EXTRAIT CITÉ:
==================================================
11. Pour confirmer l'ordonnance en ce qu'elle a interdit à M. [U] d'entrer en relation avec M. [G], également mis en examen, l'arrêt attaqué, après avoir infirmé cette décision en ce qu'elle interdisait à l'intéressé d'exercer la profession d'avocat et d'entrer en relation avec tous membres de son cabinet, énonce que la personne mise en examen doit être entendue, voire confrontée avec les autres personnes impliquées, dont son associé, et qu'il convient d'éviter toute concertation frauduleuse entre eux.

12. Les juges ajoutent que cette interdiction d'entrer en contact avec une personne qui est, comme lui, personnellement et directement impliquée dans l'infraction, répond aux nécessités de l'instruction et ne peut être assimilée à une interdiction d'exercer la profession d'avocat.
==================================================
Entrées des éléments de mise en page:
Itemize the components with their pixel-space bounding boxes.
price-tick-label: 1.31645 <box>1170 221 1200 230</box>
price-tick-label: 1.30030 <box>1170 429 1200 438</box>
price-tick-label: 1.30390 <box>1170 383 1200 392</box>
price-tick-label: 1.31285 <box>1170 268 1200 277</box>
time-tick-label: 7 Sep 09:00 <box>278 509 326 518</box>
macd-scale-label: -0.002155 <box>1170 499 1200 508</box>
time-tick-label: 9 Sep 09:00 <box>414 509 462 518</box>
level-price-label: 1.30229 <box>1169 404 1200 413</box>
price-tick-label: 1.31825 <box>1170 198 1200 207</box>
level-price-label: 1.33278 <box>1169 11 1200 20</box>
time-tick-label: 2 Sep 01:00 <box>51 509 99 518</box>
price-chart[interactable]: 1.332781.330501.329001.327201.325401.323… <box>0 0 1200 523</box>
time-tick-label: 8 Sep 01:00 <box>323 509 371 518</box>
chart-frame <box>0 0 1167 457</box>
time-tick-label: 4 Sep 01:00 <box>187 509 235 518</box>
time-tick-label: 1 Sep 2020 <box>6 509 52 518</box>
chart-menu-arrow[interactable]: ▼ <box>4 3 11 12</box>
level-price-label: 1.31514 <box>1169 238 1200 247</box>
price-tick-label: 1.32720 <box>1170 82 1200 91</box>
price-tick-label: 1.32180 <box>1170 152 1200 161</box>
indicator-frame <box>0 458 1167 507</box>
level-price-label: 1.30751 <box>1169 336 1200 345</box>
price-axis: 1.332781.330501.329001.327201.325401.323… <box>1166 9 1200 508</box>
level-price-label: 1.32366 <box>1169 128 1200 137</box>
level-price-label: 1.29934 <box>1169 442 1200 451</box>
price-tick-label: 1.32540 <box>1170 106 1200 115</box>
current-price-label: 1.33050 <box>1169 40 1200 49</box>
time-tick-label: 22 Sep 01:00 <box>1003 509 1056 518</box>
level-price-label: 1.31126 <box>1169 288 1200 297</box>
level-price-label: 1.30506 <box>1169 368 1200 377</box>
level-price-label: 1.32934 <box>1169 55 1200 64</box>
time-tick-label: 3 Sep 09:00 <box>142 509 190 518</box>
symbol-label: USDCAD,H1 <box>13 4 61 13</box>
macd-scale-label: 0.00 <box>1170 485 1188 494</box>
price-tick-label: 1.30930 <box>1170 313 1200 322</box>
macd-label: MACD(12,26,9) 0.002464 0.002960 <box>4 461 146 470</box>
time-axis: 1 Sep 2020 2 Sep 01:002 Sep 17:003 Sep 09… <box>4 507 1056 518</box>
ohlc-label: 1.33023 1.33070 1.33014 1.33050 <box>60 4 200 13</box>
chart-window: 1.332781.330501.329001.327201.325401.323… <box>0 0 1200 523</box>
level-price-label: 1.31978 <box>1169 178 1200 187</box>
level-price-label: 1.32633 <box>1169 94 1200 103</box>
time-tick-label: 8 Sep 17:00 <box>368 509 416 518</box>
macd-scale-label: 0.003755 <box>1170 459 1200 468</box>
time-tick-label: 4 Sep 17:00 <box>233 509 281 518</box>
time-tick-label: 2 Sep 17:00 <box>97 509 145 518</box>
==================================================
ÉNONCÉ DE L'EXERCICE: Selon l'extrait cité, à quoi répond, d'après les juges, l'interdiction d'entrer en contact avec une personne impliquée dans l'infraction ?

RÉPONSE ÉCRITE: Elle répond aux nécessités de l'instruction.